DIRECTIONS
Scan the lines below; pull out those with "Ranking".

Start SUPPLIED ENTRIES

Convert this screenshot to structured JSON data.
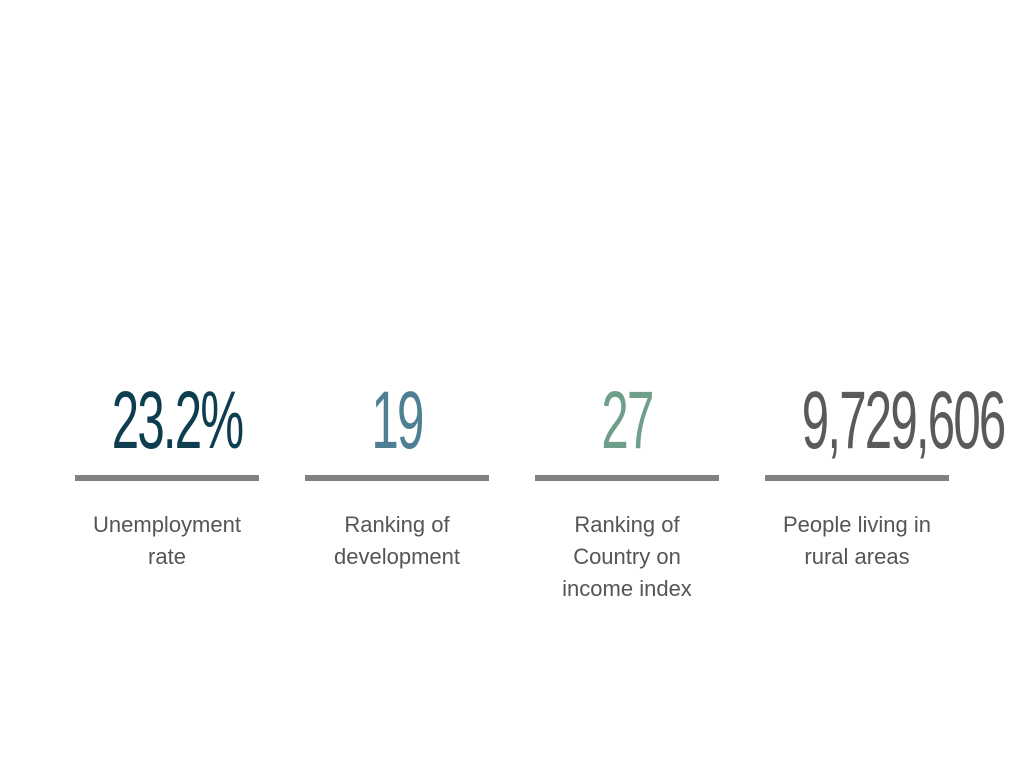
{
  "stats": [
    {
      "value": "23.2%",
      "label": "Unemployment\nrate",
      "color": "#0d3d4f"
    },
    {
      "value": "19",
      "label": "Ranking of\ndevelopment",
      "color": "#4f7f93"
    },
    {
      "value": "27",
      "label": "Ranking of\nCountry  on\nincome index",
      "color": "#6f9f88"
    },
    {
      "value": "9,729,606",
      "label": "People living in\nrural areas",
      "color": "#5a5a5a"
    }
  ]
}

End SUPPLIED ENTRIES

FINAL ANSWER
      "label": "Ranking of\ndevelopment",
      "label": "Ranking of\nCountry  on\nincome index",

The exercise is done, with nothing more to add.